## EXERCISE TASK
Your task is to extract every entry that follows word for word while excluding the pictures.

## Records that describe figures
==========

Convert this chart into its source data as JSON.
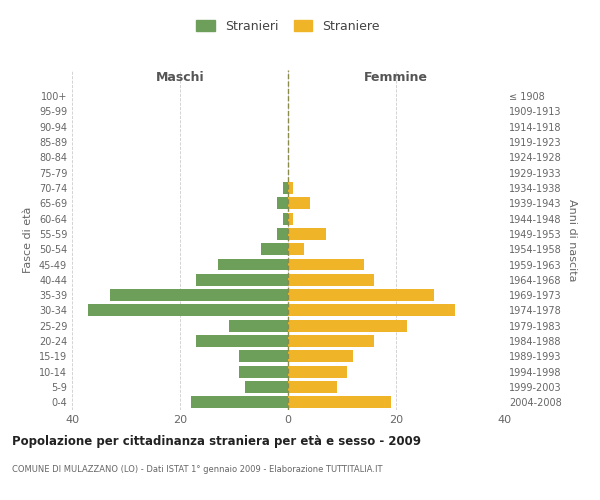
{
  "age_groups": [
    "0-4",
    "5-9",
    "10-14",
    "15-19",
    "20-24",
    "25-29",
    "30-34",
    "35-39",
    "40-44",
    "45-49",
    "50-54",
    "55-59",
    "60-64",
    "65-69",
    "70-74",
    "75-79",
    "80-84",
    "85-89",
    "90-94",
    "95-99",
    "100+"
  ],
  "birth_years": [
    "2004-2008",
    "1999-2003",
    "1994-1998",
    "1989-1993",
    "1984-1988",
    "1979-1983",
    "1974-1978",
    "1969-1973",
    "1964-1968",
    "1959-1963",
    "1954-1958",
    "1949-1953",
    "1944-1948",
    "1939-1943",
    "1934-1938",
    "1929-1933",
    "1924-1928",
    "1919-1923",
    "1914-1918",
    "1909-1913",
    "≤ 1908"
  ],
  "males": [
    18,
    8,
    9,
    9,
    17,
    11,
    37,
    33,
    17,
    13,
    5,
    2,
    1,
    2,
    1,
    0,
    0,
    0,
    0,
    0,
    0
  ],
  "females": [
    19,
    9,
    11,
    12,
    16,
    22,
    31,
    27,
    16,
    14,
    3,
    7,
    1,
    4,
    1,
    0,
    0,
    0,
    0,
    0,
    0
  ],
  "male_color": "#6d9e5a",
  "female_color": "#f0b429",
  "background_color": "#ffffff",
  "grid_color": "#cccccc",
  "title": "Popolazione per cittadinanza straniera per età e sesso - 2009",
  "subtitle": "COMUNE DI MULAZZANO (LO) - Dati ISTAT 1° gennaio 2009 - Elaborazione TUTTITALIA.IT",
  "xlabel_left": "Maschi",
  "xlabel_right": "Femmine",
  "ylabel_left": "Fasce di età",
  "ylabel_right": "Anni di nascita",
  "xlim": 40,
  "legend_labels": [
    "Stranieri",
    "Straniere"
  ],
  "dashed_line_color": "#8a8a4a"
}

==========

## RESPONSE
Convert this chart into its source data as JSON.
{
  "age_groups": [
    "0-4",
    "5-9",
    "10-14",
    "15-19",
    "20-24",
    "25-29",
    "30-34",
    "35-39",
    "40-44",
    "45-49",
    "50-54",
    "55-59",
    "60-64",
    "65-69",
    "70-74",
    "75-79",
    "80-84",
    "85-89",
    "90-94",
    "95-99",
    "100+"
  ],
  "birth_years": [
    "2004-2008",
    "1999-2003",
    "1994-1998",
    "1989-1993",
    "1984-1988",
    "1979-1983",
    "1974-1978",
    "1969-1973",
    "1964-1968",
    "1959-1963",
    "1954-1958",
    "1949-1953",
    "1944-1948",
    "1939-1943",
    "1934-1938",
    "1929-1933",
    "1924-1928",
    "1919-1923",
    "1914-1918",
    "1909-1913",
    "≤ 1908"
  ],
  "males": [
    18,
    8,
    9,
    9,
    17,
    11,
    37,
    33,
    17,
    13,
    5,
    2,
    1,
    2,
    1,
    0,
    0,
    0,
    0,
    0,
    0
  ],
  "females": [
    19,
    9,
    11,
    12,
    16,
    22,
    31,
    27,
    16,
    14,
    3,
    7,
    1,
    4,
    1,
    0,
    0,
    0,
    0,
    0,
    0
  ],
  "male_color": "#6d9e5a",
  "female_color": "#f0b429",
  "background_color": "#ffffff",
  "grid_color": "#cccccc",
  "title": "Popolazione per cittadinanza straniera per età e sesso - 2009",
  "subtitle": "COMUNE DI MULAZZANO (LO) - Dati ISTAT 1° gennaio 2009 - Elaborazione TUTTITALIA.IT",
  "xlabel_left": "Maschi",
  "xlabel_right": "Femmine",
  "ylabel_left": "Fasce di età",
  "ylabel_right": "Anni di nascita",
  "xlim": 40,
  "legend_labels": [
    "Stranieri",
    "Straniere"
  ],
  "dashed_line_color": "#8a8a4a"
}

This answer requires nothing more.